>> begin Stored rows

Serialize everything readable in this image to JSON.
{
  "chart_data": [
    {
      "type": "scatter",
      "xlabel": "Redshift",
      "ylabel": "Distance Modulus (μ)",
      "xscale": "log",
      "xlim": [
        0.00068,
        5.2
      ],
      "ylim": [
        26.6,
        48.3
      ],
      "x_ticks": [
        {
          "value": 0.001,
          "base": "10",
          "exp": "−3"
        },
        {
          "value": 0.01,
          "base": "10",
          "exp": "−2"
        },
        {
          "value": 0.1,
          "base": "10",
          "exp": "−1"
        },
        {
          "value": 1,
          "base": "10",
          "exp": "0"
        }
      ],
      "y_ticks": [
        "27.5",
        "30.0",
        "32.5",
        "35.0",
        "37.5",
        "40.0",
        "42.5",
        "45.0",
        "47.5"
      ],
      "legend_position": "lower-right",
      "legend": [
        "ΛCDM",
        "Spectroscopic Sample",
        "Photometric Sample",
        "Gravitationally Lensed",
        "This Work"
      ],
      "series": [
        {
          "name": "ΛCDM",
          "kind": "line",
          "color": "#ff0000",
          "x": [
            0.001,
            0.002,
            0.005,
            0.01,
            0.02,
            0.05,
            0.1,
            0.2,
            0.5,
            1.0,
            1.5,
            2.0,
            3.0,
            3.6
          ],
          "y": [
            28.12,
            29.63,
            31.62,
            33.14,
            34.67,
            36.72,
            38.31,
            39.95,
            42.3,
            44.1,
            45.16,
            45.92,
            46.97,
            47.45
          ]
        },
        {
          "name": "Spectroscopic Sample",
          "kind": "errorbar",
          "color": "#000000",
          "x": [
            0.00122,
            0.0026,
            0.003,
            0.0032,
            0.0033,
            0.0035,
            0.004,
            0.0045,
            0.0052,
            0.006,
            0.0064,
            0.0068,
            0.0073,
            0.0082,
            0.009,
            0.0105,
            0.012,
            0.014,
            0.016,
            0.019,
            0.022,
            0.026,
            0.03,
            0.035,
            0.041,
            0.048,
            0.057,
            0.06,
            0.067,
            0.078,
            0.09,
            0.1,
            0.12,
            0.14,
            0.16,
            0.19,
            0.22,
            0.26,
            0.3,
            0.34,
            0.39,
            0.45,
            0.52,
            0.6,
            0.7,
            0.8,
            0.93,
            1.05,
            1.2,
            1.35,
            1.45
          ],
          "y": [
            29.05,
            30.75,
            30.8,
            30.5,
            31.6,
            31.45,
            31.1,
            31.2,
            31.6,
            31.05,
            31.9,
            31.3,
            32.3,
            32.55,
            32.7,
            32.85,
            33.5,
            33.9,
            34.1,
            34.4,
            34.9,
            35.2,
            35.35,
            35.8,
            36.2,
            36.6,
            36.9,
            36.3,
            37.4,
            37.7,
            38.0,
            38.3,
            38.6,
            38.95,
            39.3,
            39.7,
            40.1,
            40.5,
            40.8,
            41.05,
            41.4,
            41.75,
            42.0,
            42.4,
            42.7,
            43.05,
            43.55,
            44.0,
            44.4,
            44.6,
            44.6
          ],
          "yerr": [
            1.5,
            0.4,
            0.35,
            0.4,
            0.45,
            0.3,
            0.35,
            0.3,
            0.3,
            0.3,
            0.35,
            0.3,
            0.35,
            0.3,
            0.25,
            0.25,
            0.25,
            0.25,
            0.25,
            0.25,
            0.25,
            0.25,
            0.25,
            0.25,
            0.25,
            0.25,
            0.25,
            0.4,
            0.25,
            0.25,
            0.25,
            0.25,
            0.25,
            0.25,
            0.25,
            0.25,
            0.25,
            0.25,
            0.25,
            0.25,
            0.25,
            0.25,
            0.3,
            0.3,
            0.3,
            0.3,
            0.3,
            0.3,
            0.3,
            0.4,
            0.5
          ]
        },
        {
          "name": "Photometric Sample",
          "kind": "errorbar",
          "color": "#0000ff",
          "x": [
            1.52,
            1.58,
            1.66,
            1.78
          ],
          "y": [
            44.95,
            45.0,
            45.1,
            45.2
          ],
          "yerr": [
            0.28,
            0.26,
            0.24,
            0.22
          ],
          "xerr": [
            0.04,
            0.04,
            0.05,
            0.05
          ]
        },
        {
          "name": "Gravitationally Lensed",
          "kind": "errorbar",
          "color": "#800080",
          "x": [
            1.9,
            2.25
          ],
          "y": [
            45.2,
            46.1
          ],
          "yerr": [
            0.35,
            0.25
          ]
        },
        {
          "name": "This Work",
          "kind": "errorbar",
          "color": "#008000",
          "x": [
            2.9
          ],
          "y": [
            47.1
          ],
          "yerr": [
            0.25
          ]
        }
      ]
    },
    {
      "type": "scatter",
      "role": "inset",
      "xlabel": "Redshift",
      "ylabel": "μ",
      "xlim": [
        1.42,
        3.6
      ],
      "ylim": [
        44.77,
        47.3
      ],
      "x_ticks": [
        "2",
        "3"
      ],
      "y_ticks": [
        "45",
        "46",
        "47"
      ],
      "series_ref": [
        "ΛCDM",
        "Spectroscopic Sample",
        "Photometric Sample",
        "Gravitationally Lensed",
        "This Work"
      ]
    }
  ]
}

>> end Stored rows

→ **Exercise task**:
Please quote the data above in full, with no line missing.

→ **Full output**:
Serialize everything readable in this image to JSON.
{
  "chart_data": [
    {
      "type": "scatter",
      "xlabel": "Redshift",
      "ylabel": "Distance Modulus (μ)",
      "xscale": "log",
      "xlim": [
        0.00068,
        5.2
      ],
      "ylim": [
        26.6,
        48.3
      ],
      "x_ticks": [
        {
          "value": 0.001,
          "base": "10",
          "exp": "−3"
        },
        {
          "value": 0.01,
          "base": "10",
          "exp": "−2"
        },
        {
          "value": 0.1,
          "base": "10",
          "exp": "−1"
        },
        {
          "value": 1,
          "base": "10",
          "exp": "0"
        }
      ],
      "y_ticks": [
        "27.5",
        "30.0",
        "32.5",
        "35.0",
        "37.5",
        "40.0",
        "42.5",
        "45.0",
        "47.5"
      ],
      "legend_position": "lower-right",
      "legend": [
        "ΛCDM",
        "Spectroscopic Sample",
        "Photometric Sample",
        "Gravitationally Lensed",
        "This Work"
      ],
      "series": [
        {
          "name": "ΛCDM",
          "kind": "line",
          "color": "#ff0000",
          "x": [
            0.001,
            0.002,
            0.005,
            0.01,
            0.02,
            0.05,
            0.1,
            0.2,
            0.5,
            1.0,
            1.5,
            2.0,
            3.0,
            3.6
          ],
          "y": [
            28.12,
            29.63,
            31.62,
            33.14,
            34.67,
            36.72,
            38.31,
            39.95,
            42.3,
            44.1,
            45.16,
            45.92,
            46.97,
            47.45
          ]
        },
        {
          "name": "Spectroscopic Sample",
          "kind": "errorbar",
          "color": "#000000",
          "x": [
            0.00122,
            0.0026,
            0.003,
            0.0032,
            0.0033,
            0.0035,
            0.004,
            0.0045,
            0.0052,
            0.006,
            0.0064,
            0.0068,
            0.0073,
            0.0082,
            0.009,
            0.0105,
            0.012,
            0.014,
            0.016,
            0.019,
            0.022,
            0.026,
            0.03,
            0.035,
            0.041,
            0.048,
            0.057,
            0.06,
            0.067,
            0.078,
            0.09,
            0.1,
            0.12,
            0.14,
            0.16,
            0.19,
            0.22,
            0.26,
            0.3,
            0.34,
            0.39,
            0.45,
            0.52,
            0.6,
            0.7,
            0.8,
            0.93,
            1.05,
            1.2,
            1.35,
            1.45
          ],
          "y": [
            29.05,
            30.75,
            30.8,
            30.5,
            31.6,
            31.45,
            31.1,
            31.2,
            31.6,
            31.05,
            31.9,
            31.3,
            32.3,
            32.55,
            32.7,
            32.85,
            33.5,
            33.9,
            34.1,
            34.4,
            34.9,
            35.2,
            35.35,
            35.8,
            36.2,
            36.6,
            36.9,
            36.3,
            37.4,
            37.7,
            38.0,
            38.3,
            38.6,
            38.95,
            39.3,
            39.7,
            40.1,
            40.5,
            40.8,
            41.05,
            41.4,
            41.75,
            42.0,
            42.4,
            42.7,
            43.05,
            43.55,
            44.0,
            44.4,
            44.6,
            44.6
          ],
          "yerr": [
            1.5,
            0.4,
            0.35,
            0.4,
            0.45,
            0.3,
            0.35,
            0.3,
            0.3,
            0.3,
            0.35,
            0.3,
            0.35,
            0.3,
            0.25,
            0.25,
            0.25,
            0.25,
            0.25,
            0.25,
            0.25,
            0.25,
            0.25,
            0.25,
            0.25,
            0.25,
            0.25,
            0.4,
            0.25,
            0.25,
            0.25,
            0.25,
            0.25,
            0.25,
            0.25,
            0.25,
            0.25,
            0.25,
            0.25,
            0.25,
            0.25,
            0.25,
            0.3,
            0.3,
            0.3,
            0.3,
            0.3,
            0.3,
            0.3,
            0.4,
            0.5
          ]
        },
        {
          "name": "Photometric Sample",
          "kind": "errorbar",
          "color": "#0000ff",
          "x": [
            1.52,
            1.58,
            1.66,
            1.78
          ],
          "y": [
            44.95,
            45.0,
            45.1,
            45.2
          ],
          "yerr": [
            0.28,
            0.26,
            0.24,
            0.22
          ],
          "xerr": [
            0.04,
            0.04,
            0.05,
            0.05
          ]
        },
        {
          "name": "Gravitationally Lensed",
          "kind": "errorbar",
          "color": "#800080",
          "x": [
            1.9,
            2.25
          ],
          "y": [
            45.2,
            46.1
          ],
          "yerr": [
            0.35,
            0.25
          ]
        },
        {
          "name": "This Work",
          "kind": "errorbar",
          "color": "#008000",
          "x": [
            2.9
          ],
          "y": [
            47.1
          ],
          "yerr": [
            0.25
          ]
        }
      ]
    },
    {
      "type": "scatter",
      "role": "inset",
      "xlabel": "Redshift",
      "ylabel": "μ",
      "xlim": [
        1.42,
        3.6
      ],
      "ylim": [
        44.77,
        47.3
      ],
      "x_ticks": [
        "2",
        "3"
      ],
      "y_ticks": [
        "45",
        "46",
        "47"
      ],
      "series_ref": [
        "ΛCDM",
        "Spectroscopic Sample",
        "Photometric Sample",
        "Gravitationally Lensed",
        "This Work"
      ]
    }
  ]
}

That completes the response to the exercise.